- WORK INSTRUCTIONS
In the entries that follow, how many lines contain the word "Invested"? Answer with the number only.

- MATERIAL PROVIDED
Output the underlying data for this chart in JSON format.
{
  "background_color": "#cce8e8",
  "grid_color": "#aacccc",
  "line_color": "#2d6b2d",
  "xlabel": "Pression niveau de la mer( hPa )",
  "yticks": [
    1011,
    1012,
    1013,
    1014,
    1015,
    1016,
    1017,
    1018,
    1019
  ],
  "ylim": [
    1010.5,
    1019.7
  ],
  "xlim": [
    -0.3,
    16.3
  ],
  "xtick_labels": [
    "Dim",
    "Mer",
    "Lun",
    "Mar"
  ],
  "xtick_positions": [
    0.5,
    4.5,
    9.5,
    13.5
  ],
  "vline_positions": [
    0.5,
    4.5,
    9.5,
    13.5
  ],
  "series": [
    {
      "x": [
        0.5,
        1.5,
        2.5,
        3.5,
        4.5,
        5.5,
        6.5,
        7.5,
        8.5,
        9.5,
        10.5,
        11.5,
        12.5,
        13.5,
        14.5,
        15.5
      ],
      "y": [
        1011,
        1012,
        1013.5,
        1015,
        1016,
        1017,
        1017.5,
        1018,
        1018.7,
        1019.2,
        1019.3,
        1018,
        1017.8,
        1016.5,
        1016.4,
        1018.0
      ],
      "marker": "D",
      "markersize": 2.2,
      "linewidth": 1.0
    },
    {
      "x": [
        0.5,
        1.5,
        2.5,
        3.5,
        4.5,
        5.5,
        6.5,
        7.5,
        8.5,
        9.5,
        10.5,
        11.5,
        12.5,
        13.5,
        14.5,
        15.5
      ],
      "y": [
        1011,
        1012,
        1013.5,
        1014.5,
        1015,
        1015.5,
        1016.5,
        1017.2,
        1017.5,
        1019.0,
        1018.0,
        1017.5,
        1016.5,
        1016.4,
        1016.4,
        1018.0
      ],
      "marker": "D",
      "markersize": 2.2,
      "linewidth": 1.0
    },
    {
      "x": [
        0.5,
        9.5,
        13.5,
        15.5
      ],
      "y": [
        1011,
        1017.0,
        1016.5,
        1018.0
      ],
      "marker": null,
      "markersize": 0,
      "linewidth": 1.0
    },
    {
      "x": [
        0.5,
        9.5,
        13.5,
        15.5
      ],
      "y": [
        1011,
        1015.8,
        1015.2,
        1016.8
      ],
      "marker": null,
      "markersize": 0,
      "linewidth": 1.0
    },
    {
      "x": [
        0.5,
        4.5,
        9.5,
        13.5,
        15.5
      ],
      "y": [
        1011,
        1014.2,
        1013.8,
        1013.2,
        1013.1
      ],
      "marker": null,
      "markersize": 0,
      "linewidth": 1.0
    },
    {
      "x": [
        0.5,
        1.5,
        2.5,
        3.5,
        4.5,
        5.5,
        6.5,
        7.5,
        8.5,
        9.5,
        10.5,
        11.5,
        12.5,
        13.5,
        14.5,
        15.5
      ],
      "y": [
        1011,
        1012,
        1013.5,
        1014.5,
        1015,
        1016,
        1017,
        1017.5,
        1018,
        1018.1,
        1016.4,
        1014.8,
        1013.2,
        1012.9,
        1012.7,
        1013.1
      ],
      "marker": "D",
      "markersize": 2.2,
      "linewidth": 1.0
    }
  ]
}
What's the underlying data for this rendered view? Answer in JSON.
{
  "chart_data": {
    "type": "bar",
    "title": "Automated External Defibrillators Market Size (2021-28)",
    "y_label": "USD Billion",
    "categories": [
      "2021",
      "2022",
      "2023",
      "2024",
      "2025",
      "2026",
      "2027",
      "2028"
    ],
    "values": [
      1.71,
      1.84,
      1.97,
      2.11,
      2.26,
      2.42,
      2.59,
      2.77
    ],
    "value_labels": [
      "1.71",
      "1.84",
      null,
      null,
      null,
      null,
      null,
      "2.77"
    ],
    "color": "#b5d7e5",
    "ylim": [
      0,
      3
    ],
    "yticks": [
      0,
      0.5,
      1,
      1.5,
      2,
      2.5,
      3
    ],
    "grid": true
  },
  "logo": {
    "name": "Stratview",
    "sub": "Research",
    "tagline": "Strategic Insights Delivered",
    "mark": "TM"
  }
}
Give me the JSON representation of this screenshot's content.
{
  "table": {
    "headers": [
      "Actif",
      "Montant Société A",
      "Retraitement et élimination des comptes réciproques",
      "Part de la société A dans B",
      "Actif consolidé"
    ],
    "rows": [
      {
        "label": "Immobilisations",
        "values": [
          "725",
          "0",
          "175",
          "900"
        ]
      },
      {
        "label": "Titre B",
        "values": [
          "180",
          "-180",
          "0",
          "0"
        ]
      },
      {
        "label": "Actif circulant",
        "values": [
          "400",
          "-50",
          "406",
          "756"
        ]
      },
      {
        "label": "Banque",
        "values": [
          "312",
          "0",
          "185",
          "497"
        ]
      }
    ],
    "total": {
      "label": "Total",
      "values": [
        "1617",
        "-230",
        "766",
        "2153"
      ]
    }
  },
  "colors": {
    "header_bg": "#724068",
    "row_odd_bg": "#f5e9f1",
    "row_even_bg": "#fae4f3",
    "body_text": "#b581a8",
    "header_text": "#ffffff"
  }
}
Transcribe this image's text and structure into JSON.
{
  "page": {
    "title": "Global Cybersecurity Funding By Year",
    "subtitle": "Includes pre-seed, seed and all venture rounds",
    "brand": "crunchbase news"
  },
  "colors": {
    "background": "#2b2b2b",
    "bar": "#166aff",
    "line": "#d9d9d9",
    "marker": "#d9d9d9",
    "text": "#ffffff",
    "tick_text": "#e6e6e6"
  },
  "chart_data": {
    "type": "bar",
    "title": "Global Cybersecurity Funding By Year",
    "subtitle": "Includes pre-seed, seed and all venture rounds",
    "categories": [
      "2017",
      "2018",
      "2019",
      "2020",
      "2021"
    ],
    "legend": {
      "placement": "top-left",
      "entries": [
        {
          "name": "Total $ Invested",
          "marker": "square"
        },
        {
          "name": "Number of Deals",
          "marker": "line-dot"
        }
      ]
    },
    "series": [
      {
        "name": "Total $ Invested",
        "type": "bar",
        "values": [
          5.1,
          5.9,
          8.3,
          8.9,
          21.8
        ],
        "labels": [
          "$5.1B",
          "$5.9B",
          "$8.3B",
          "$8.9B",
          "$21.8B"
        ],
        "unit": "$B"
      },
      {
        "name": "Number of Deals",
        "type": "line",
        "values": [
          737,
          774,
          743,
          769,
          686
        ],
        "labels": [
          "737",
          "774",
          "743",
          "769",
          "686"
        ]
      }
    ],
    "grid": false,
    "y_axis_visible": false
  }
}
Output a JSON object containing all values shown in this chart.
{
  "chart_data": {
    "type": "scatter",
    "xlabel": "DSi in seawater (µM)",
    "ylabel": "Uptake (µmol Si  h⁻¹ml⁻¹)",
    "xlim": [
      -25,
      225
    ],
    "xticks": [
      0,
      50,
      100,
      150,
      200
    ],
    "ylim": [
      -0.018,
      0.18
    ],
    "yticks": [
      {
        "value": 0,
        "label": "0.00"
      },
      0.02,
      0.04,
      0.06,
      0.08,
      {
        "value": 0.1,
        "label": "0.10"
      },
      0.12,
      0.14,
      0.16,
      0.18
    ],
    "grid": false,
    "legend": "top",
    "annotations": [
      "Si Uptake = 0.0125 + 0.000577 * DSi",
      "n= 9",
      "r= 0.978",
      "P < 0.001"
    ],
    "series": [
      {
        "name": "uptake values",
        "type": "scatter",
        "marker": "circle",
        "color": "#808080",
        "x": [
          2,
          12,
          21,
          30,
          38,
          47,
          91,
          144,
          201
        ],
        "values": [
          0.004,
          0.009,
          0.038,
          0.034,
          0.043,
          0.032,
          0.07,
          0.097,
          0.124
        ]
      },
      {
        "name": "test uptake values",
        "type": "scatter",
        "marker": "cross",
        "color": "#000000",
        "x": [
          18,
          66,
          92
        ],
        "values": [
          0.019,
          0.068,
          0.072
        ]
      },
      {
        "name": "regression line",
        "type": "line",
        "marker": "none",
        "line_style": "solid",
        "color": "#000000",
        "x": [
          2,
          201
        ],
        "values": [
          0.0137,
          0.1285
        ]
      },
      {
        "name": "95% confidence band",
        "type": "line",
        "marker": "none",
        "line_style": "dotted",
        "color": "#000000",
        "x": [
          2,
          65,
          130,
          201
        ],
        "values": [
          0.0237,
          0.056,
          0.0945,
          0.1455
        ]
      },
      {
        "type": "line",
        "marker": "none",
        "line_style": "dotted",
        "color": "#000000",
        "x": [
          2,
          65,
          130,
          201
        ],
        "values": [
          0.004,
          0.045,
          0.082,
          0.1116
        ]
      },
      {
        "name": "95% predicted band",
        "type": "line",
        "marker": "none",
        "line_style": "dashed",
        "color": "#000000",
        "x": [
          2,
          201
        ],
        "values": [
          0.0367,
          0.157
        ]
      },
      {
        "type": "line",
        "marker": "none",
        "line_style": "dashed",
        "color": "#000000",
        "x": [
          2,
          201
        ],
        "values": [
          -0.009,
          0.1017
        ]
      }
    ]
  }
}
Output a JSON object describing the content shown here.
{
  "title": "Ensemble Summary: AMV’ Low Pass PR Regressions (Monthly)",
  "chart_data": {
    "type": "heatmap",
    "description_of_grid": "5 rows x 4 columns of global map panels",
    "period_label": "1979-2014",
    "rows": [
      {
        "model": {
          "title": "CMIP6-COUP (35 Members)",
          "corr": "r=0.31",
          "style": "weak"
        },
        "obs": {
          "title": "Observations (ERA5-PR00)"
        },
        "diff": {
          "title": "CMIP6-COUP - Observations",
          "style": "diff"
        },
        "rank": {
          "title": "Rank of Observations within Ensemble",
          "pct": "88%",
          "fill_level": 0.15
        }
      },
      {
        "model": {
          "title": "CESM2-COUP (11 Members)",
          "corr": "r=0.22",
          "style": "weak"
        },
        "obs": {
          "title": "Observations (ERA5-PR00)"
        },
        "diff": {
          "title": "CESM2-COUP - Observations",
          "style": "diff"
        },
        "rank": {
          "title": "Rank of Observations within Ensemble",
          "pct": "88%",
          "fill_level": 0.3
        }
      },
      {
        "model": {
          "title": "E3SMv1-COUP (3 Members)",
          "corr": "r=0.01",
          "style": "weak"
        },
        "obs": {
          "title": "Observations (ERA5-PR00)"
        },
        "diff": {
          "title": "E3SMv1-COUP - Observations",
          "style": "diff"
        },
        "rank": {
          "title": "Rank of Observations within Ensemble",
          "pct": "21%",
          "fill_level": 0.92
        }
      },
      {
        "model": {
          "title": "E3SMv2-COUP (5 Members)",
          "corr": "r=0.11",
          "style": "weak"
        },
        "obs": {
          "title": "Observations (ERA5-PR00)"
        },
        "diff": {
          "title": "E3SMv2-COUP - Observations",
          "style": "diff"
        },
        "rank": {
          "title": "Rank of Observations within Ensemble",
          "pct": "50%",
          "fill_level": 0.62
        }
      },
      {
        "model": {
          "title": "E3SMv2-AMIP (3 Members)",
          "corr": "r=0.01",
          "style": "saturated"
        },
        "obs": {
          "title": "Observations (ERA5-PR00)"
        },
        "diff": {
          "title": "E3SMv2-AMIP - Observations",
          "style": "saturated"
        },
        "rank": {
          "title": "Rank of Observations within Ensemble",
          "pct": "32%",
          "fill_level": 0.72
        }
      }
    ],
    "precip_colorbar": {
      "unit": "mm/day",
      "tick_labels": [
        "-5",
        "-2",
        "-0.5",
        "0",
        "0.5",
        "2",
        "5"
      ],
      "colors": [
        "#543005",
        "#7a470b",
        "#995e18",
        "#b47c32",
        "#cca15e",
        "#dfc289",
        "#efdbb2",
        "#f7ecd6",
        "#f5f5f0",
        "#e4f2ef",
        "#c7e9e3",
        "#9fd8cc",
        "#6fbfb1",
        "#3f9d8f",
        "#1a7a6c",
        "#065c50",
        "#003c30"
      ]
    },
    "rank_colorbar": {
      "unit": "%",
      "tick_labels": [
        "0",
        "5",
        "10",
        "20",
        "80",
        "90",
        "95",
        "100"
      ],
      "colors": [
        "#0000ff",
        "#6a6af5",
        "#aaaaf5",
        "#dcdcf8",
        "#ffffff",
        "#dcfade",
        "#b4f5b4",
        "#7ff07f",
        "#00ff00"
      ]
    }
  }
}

- FINISHED ANSWER
2